** SHORT EXERCISE **
Write the entries out again exactly as they stand, but without the pictures.

** RECORDS FOR THE EXERCISE **
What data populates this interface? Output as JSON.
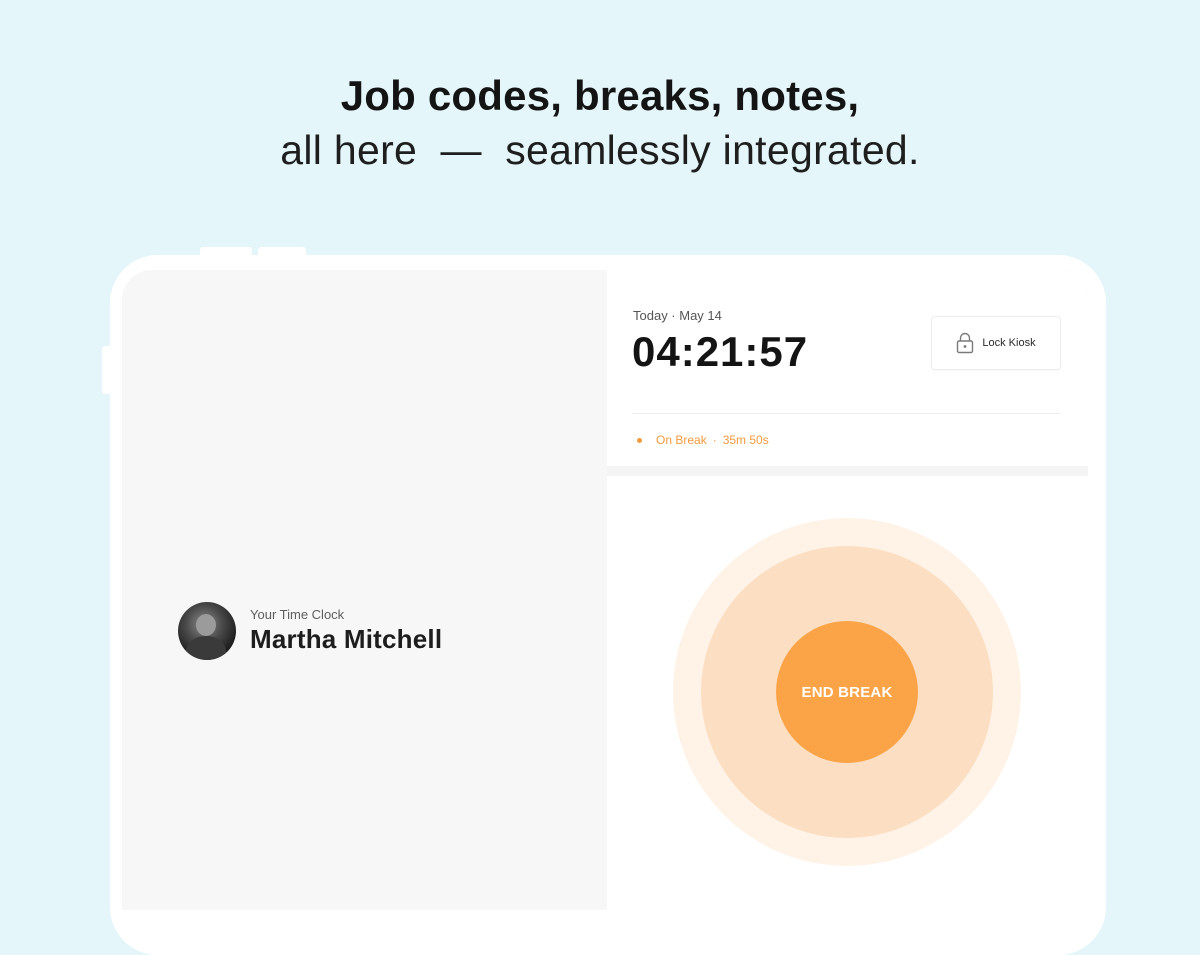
{
  "headline": {
    "title": "Job codes, breaks, notes,",
    "subtitle": "all here  —  seamlessly integrated."
  },
  "user": {
    "caption": "Your Time Clock",
    "name": "Martha Mitchell"
  },
  "status": {
    "date": "Today · May 14",
    "time": "04:21:57",
    "lock_label": "Lock Kiosk",
    "break_label": "On Break",
    "separator": "·",
    "break_duration": "35m 50s"
  },
  "action": {
    "end_break_label": "END BREAK"
  },
  "colors": {
    "background": "#e4f6fa",
    "accent": "#fba447",
    "accent_text": "#f39a3d",
    "ring_light": "#fff3e8",
    "ring_mid": "#fcdfc2"
  },
  "icons": {
    "lock": "lock-icon",
    "avatar": "user-avatar-photo"
  }
}
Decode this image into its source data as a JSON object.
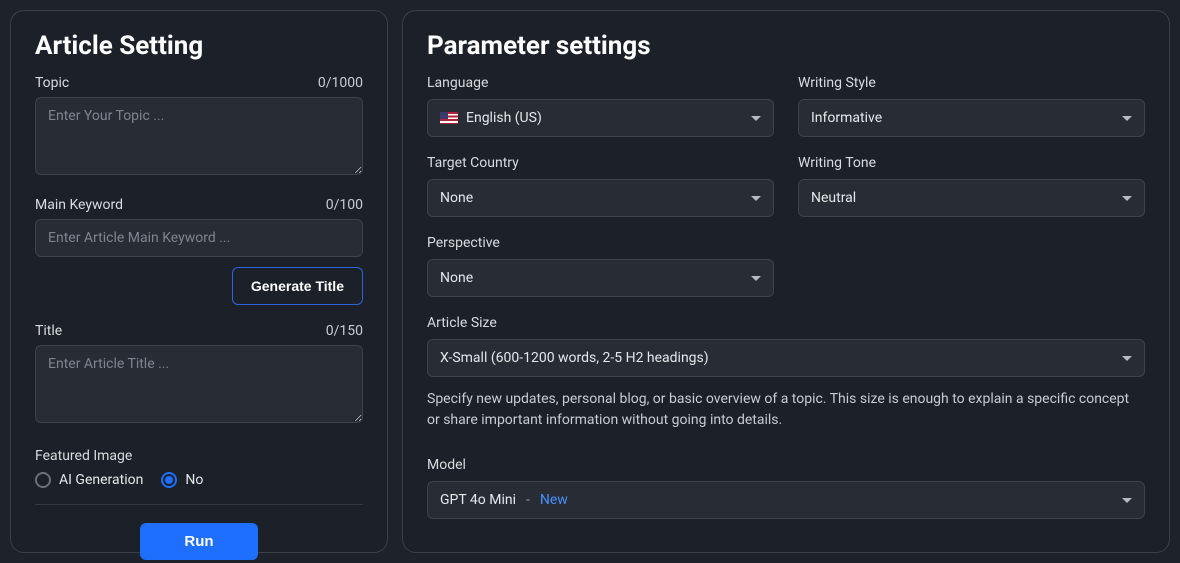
{
  "left": {
    "title": "Article Setting",
    "topic": {
      "label": "Topic",
      "counter": "0/1000",
      "placeholder": "Enter Your Topic ..."
    },
    "main_keyword": {
      "label": "Main Keyword",
      "counter": "0/100",
      "placeholder": "Enter Article Main Keyword ..."
    },
    "generate_title_button": "Generate Title",
    "title_field": {
      "label": "Title",
      "counter": "0/150",
      "placeholder": "Enter Article Title ..."
    },
    "featured_image": {
      "label": "Featured Image",
      "options": {
        "ai": "AI Generation",
        "no": "No"
      },
      "selected": "no"
    },
    "run_button": "Run"
  },
  "right": {
    "title": "Parameter settings",
    "language": {
      "label": "Language",
      "value": "English (US)"
    },
    "writing_style": {
      "label": "Writing Style",
      "value": "Informative"
    },
    "target_country": {
      "label": "Target Country",
      "value": "None"
    },
    "writing_tone": {
      "label": "Writing Tone",
      "value": "Neutral"
    },
    "perspective": {
      "label": "Perspective",
      "value": "None"
    },
    "article_size": {
      "label": "Article Size",
      "value": "X-Small (600-1200 words, 2-5 H2 headings)",
      "help": "Specify new updates, personal blog, or basic overview of a topic. This size is enough to explain a specific concept or share important information without going into details."
    },
    "model": {
      "label": "Model",
      "value_main": "GPT 4o Mini",
      "value_suffix": "New"
    }
  }
}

** THE COMPLETED TASK **
What data populates this interface? Output as JSON.
{
  "headline": {
    "title": "Job codes, breaks, notes,",
    "subtitle": "all here  —  seamlessly integrated."
  },
  "user": {
    "caption": "Your Time Clock",
    "name": "Martha Mitchell"
  },
  "status": {
    "date": "Today · May 14",
    "time": "04:21:57",
    "lock_label": "Lock Kiosk",
    "break_label": "On Break",
    "separator": "·",
    "break_duration": "35m 50s"
  },
  "action": {
    "end_break_label": "END BREAK"
  },
  "colors": {
    "background": "#e4f6fa",
    "accent": "#fba447",
    "accent_text": "#f39a3d",
    "ring_light": "#fff3e8",
    "ring_mid": "#fcdfc2"
  },
  "icons": {
    "lock": "lock-icon",
    "avatar": "user-avatar-photo"
  }
}
Decode this image into its source data as a JSON object.
{
  "left": {
    "title": "Article Setting",
    "topic": {
      "label": "Topic",
      "counter": "0/1000",
      "placeholder": "Enter Your Topic ..."
    },
    "main_keyword": {
      "label": "Main Keyword",
      "counter": "0/100",
      "placeholder": "Enter Article Main Keyword ..."
    },
    "generate_title_button": "Generate Title",
    "title_field": {
      "label": "Title",
      "counter": "0/150",
      "placeholder": "Enter Article Title ..."
    },
    "featured_image": {
      "label": "Featured Image",
      "options": {
        "ai": "AI Generation",
        "no": "No"
      },
      "selected": "no"
    },
    "run_button": "Run"
  },
  "right": {
    "title": "Parameter settings",
    "language": {
      "label": "Language",
      "value": "English (US)"
    },
    "writing_style": {
      "label": "Writing Style",
      "value": "Informative"
    },
    "target_country": {
      "label": "Target Country",
      "value": "None"
    },
    "writing_tone": {
      "label": "Writing Tone",
      "value": "Neutral"
    },
    "perspective": {
      "label": "Perspective",
      "value": "None"
    },
    "article_size": {
      "label": "Article Size",
      "value": "X-Small (600-1200 words, 2-5 H2 headings)",
      "help": "Specify new updates, personal blog, or basic overview of a topic. This size is enough to explain a specific concept or share important information without going into details."
    },
    "model": {
      "label": "Model",
      "value_main": "GPT 4o Mini",
      "value_suffix": "New"
    }
  }
}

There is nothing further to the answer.